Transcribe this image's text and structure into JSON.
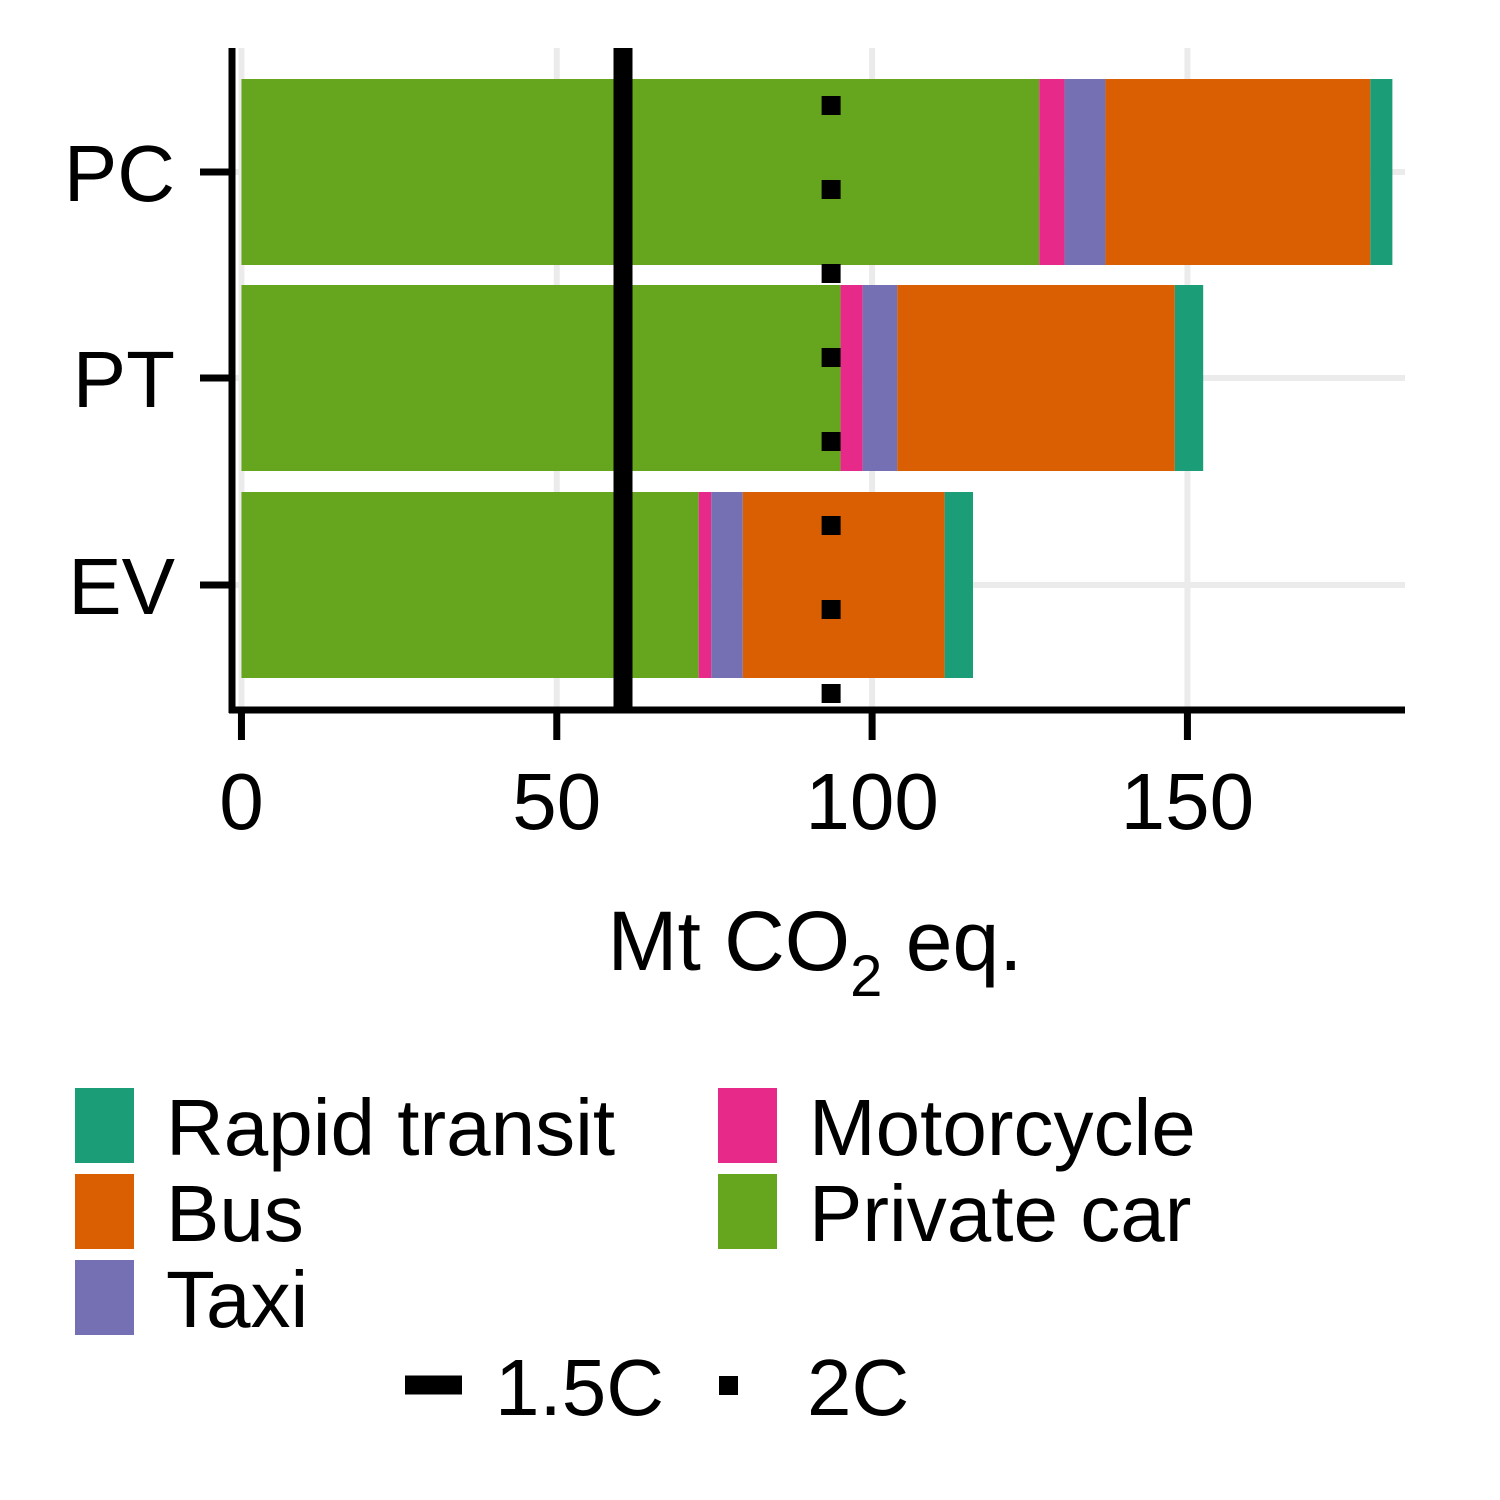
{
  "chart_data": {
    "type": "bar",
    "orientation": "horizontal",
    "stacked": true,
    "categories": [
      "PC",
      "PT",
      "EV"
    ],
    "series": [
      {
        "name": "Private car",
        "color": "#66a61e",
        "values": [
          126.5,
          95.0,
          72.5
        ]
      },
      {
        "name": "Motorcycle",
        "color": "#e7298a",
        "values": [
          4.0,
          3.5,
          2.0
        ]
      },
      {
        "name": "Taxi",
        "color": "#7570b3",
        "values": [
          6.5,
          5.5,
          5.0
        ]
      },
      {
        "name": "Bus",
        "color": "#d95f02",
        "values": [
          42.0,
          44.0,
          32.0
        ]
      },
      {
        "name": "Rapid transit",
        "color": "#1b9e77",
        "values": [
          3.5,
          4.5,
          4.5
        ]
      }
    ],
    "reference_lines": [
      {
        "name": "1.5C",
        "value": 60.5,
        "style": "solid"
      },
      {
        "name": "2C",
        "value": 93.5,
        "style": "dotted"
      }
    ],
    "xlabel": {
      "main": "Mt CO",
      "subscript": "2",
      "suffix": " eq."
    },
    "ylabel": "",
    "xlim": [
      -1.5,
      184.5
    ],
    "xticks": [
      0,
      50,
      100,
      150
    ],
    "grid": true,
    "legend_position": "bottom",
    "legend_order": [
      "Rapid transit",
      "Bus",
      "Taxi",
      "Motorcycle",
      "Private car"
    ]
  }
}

TASK REQUIREMENTS — Which lines contain "name"? Copy each of them out.

WRITTEN SOLUTION —
        "name": "Private car",
        "name": "Motorcycle",
        "name": "Taxi",
        "name": "Bus",
        "name": "Rapid transit",
        "name": "1.5C",
        "name": "2C",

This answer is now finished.